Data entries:
------------

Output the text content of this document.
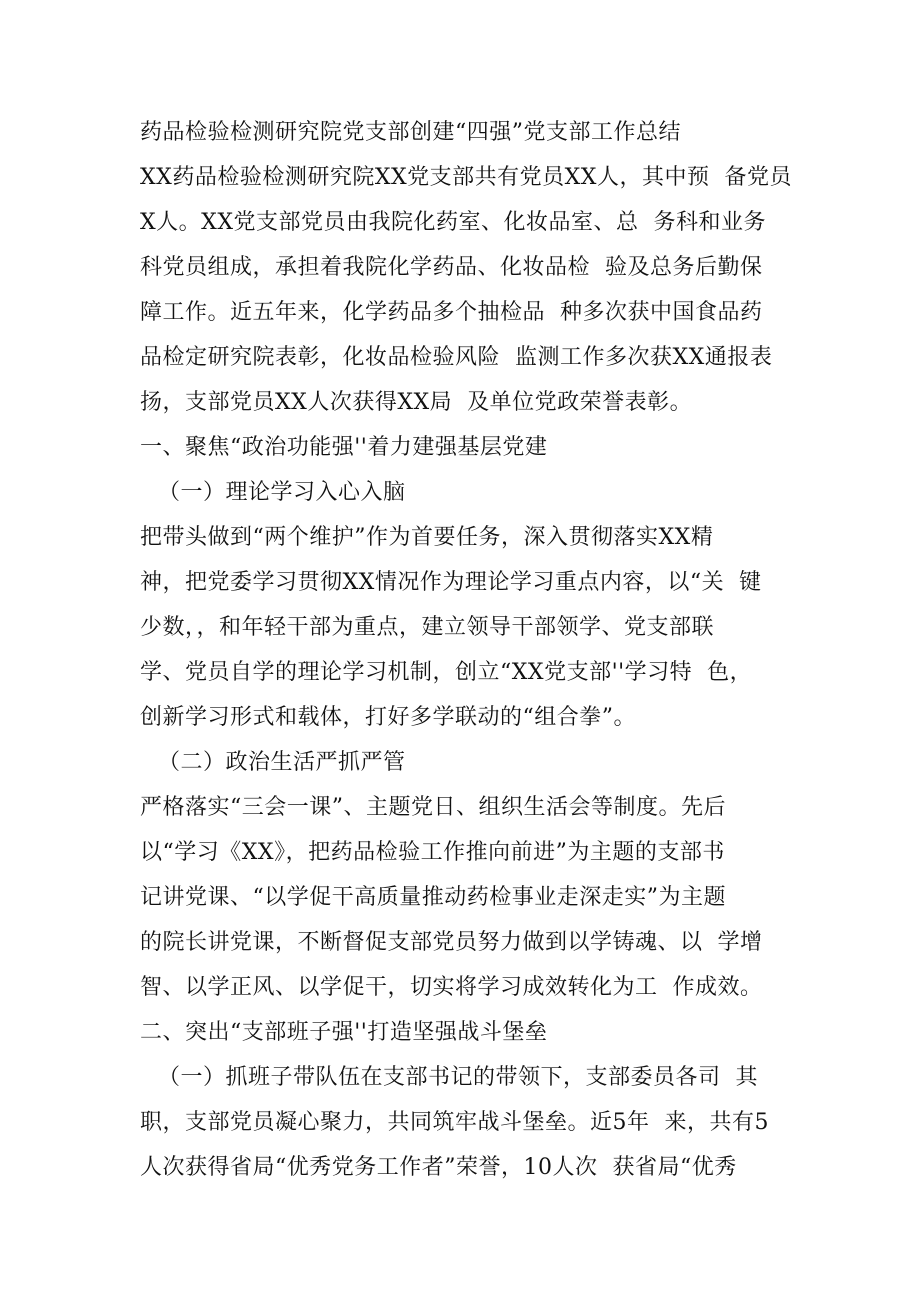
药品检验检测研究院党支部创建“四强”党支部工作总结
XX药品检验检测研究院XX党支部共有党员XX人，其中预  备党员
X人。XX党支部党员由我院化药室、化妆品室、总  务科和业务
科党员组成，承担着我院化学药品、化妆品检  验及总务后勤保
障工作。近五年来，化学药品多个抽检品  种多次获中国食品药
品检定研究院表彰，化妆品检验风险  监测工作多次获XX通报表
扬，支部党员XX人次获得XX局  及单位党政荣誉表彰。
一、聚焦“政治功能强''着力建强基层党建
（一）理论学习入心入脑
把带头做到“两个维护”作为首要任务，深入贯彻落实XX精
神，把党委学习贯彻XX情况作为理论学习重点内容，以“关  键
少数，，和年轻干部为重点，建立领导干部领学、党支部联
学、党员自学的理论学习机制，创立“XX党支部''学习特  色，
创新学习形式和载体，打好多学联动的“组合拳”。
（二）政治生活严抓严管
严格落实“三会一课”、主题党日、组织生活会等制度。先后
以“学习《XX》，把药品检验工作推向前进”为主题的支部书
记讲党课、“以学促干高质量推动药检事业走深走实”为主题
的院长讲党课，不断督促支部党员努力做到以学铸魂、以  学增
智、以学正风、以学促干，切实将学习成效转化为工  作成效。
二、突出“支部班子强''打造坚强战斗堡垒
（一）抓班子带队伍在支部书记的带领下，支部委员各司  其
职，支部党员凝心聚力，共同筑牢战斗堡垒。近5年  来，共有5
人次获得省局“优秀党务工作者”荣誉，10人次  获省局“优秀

------------

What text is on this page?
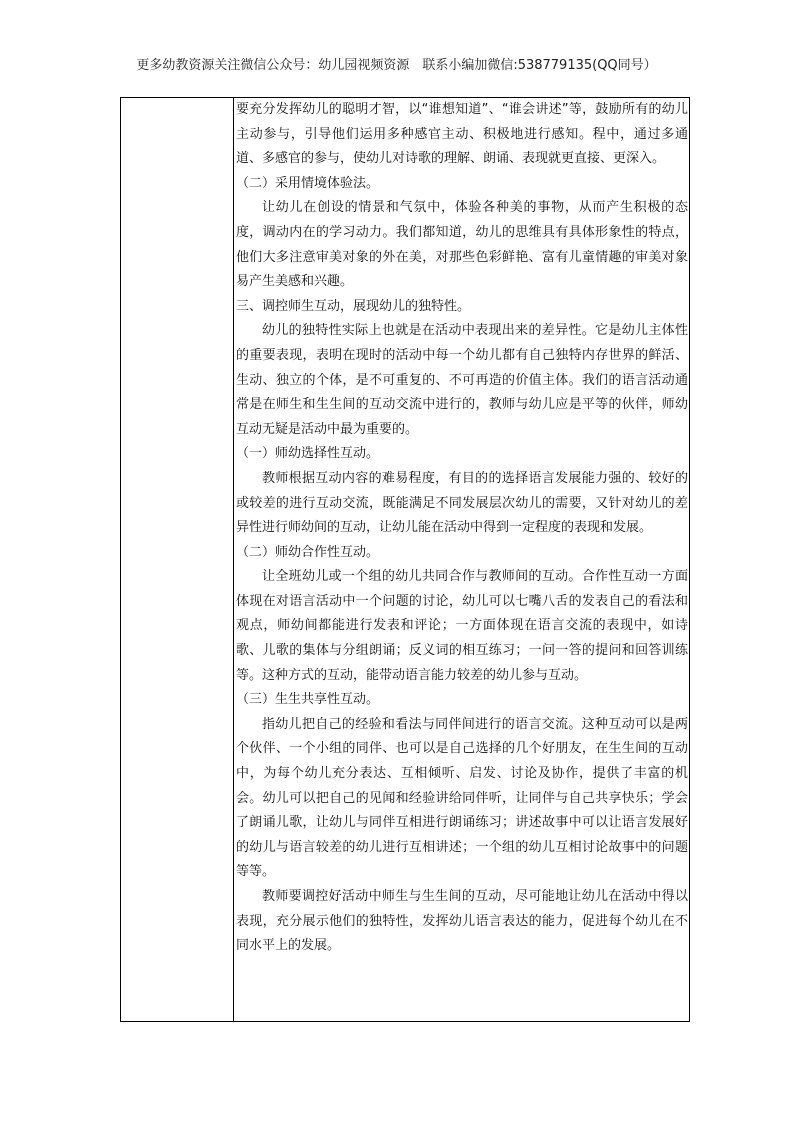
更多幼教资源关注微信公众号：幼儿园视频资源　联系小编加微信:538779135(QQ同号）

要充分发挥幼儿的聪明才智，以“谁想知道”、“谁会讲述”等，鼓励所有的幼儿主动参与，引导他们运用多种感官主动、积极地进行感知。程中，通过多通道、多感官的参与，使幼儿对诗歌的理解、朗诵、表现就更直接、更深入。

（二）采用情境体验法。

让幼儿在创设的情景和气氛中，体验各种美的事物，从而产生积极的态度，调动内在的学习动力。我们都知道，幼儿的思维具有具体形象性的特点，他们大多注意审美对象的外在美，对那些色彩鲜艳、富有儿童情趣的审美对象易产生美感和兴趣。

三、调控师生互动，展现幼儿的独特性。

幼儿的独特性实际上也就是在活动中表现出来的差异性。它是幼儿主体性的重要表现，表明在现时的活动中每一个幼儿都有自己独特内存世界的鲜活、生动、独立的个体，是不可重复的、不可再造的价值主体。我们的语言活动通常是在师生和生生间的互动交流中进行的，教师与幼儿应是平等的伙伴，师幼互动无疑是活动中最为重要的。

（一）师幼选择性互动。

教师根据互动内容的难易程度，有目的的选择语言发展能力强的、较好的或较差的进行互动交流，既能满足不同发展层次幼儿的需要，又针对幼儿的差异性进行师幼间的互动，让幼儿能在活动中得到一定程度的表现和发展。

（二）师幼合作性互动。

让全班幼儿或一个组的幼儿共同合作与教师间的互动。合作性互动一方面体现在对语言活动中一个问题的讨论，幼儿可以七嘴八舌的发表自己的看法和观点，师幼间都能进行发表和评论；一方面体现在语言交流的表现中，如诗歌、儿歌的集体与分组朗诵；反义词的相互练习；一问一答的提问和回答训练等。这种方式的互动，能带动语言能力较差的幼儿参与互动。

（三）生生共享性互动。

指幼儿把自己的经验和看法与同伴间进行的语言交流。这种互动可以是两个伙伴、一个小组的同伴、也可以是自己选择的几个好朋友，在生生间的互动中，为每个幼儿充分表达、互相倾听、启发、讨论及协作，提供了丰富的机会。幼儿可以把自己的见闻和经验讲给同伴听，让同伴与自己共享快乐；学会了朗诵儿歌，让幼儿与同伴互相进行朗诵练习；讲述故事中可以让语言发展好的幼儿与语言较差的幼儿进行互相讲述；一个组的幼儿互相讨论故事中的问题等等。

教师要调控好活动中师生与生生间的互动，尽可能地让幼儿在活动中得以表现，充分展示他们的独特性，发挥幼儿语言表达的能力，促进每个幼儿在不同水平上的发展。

------------

Exercise:
Select the lines from the entries that include the word "this".

Finished exercise:
Output the text content of this document.
What text is on this page?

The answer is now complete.